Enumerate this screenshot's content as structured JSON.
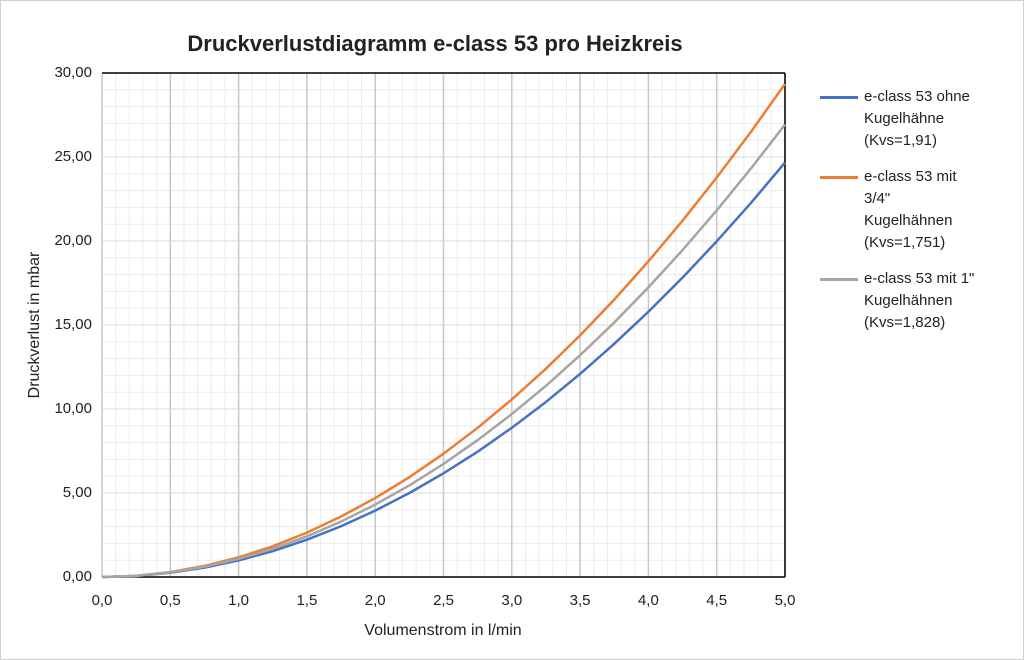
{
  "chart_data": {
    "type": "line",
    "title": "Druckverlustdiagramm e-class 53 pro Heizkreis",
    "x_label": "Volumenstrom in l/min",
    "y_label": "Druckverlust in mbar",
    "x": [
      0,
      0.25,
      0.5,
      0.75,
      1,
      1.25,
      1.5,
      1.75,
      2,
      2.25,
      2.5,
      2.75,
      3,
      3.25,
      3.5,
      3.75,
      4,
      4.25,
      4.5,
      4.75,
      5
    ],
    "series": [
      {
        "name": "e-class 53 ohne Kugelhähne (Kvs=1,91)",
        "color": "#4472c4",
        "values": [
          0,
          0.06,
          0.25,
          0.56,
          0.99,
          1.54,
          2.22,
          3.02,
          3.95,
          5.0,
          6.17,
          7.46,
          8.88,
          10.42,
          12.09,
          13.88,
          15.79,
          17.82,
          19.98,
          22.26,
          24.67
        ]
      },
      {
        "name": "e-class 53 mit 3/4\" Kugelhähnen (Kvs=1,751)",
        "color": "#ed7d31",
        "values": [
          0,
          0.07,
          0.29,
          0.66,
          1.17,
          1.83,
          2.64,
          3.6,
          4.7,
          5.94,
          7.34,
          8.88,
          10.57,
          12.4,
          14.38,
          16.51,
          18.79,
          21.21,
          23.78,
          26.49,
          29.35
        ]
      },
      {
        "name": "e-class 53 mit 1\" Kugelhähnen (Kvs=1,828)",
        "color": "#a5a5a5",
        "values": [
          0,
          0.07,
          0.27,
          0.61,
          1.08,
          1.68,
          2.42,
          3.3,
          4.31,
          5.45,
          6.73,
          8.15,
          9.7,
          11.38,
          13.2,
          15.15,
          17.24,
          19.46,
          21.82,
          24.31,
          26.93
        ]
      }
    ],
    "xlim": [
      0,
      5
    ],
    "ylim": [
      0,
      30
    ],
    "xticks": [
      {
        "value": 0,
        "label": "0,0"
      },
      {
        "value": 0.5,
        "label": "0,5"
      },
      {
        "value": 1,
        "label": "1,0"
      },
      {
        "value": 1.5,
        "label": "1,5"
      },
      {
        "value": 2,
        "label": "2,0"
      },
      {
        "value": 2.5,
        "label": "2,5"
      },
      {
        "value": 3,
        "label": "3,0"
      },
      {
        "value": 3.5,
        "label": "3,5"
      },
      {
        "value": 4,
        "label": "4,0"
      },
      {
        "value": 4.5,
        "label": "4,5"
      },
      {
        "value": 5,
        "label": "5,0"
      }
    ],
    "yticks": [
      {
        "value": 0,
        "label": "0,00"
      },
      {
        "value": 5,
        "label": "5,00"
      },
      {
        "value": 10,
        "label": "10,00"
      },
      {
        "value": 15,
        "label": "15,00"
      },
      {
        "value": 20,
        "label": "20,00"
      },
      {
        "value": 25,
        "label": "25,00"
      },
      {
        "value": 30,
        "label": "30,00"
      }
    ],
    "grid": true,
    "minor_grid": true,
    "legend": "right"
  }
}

> [Task requirements]: Leave out the pictures and copy everything else in the records word for word.

> [Correct output]:
Enumerate this screenshot's content as structured JSON.
{
  "chart_data": {
    "type": "line",
    "title": "Druckverlustdiagramm e-class 53 pro Heizkreis",
    "x_label": "Volumenstrom in l/min",
    "y_label": "Druckverlust in mbar",
    "x": [
      0,
      0.25,
      0.5,
      0.75,
      1,
      1.25,
      1.5,
      1.75,
      2,
      2.25,
      2.5,
      2.75,
      3,
      3.25,
      3.5,
      3.75,
      4,
      4.25,
      4.5,
      4.75,
      5
    ],
    "series": [
      {
        "name": "e-class 53 ohne Kugelhähne (Kvs=1,91)",
        "color": "#4472c4",
        "values": [
          0,
          0.06,
          0.25,
          0.56,
          0.99,
          1.54,
          2.22,
          3.02,
          3.95,
          5.0,
          6.17,
          7.46,
          8.88,
          10.42,
          12.09,
          13.88,
          15.79,
          17.82,
          19.98,
          22.26,
          24.67
        ]
      },
      {
        "name": "e-class 53 mit 3/4\" Kugelhähnen (Kvs=1,751)",
        "color": "#ed7d31",
        "values": [
          0,
          0.07,
          0.29,
          0.66,
          1.17,
          1.83,
          2.64,
          3.6,
          4.7,
          5.94,
          7.34,
          8.88,
          10.57,
          12.4,
          14.38,
          16.51,
          18.79,
          21.21,
          23.78,
          26.49,
          29.35
        ]
      },
      {
        "name": "e-class 53 mit 1\" Kugelhähnen (Kvs=1,828)",
        "color": "#a5a5a5",
        "values": [
          0,
          0.07,
          0.27,
          0.61,
          1.08,
          1.68,
          2.42,
          3.3,
          4.31,
          5.45,
          6.73,
          8.15,
          9.7,
          11.38,
          13.2,
          15.15,
          17.24,
          19.46,
          21.82,
          24.31,
          26.93
        ]
      }
    ],
    "xlim": [
      0,
      5
    ],
    "ylim": [
      0,
      30
    ],
    "xticks": [
      {
        "value": 0,
        "label": "0,0"
      },
      {
        "value": 0.5,
        "label": "0,5"
      },
      {
        "value": 1,
        "label": "1,0"
      },
      {
        "value": 1.5,
        "label": "1,5"
      },
      {
        "value": 2,
        "label": "2,0"
      },
      {
        "value": 2.5,
        "label": "2,5"
      },
      {
        "value": 3,
        "label": "3,0"
      },
      {
        "value": 3.5,
        "label": "3,5"
      },
      {
        "value": 4,
        "label": "4,0"
      },
      {
        "value": 4.5,
        "label": "4,5"
      },
      {
        "value": 5,
        "label": "5,0"
      }
    ],
    "yticks": [
      {
        "value": 0,
        "label": "0,00"
      },
      {
        "value": 5,
        "label": "5,00"
      },
      {
        "value": 10,
        "label": "10,00"
      },
      {
        "value": 15,
        "label": "15,00"
      },
      {
        "value": 20,
        "label": "20,00"
      },
      {
        "value": 25,
        "label": "25,00"
      },
      {
        "value": 30,
        "label": "30,00"
      }
    ],
    "grid": true,
    "minor_grid": true,
    "legend": "right"
  }
}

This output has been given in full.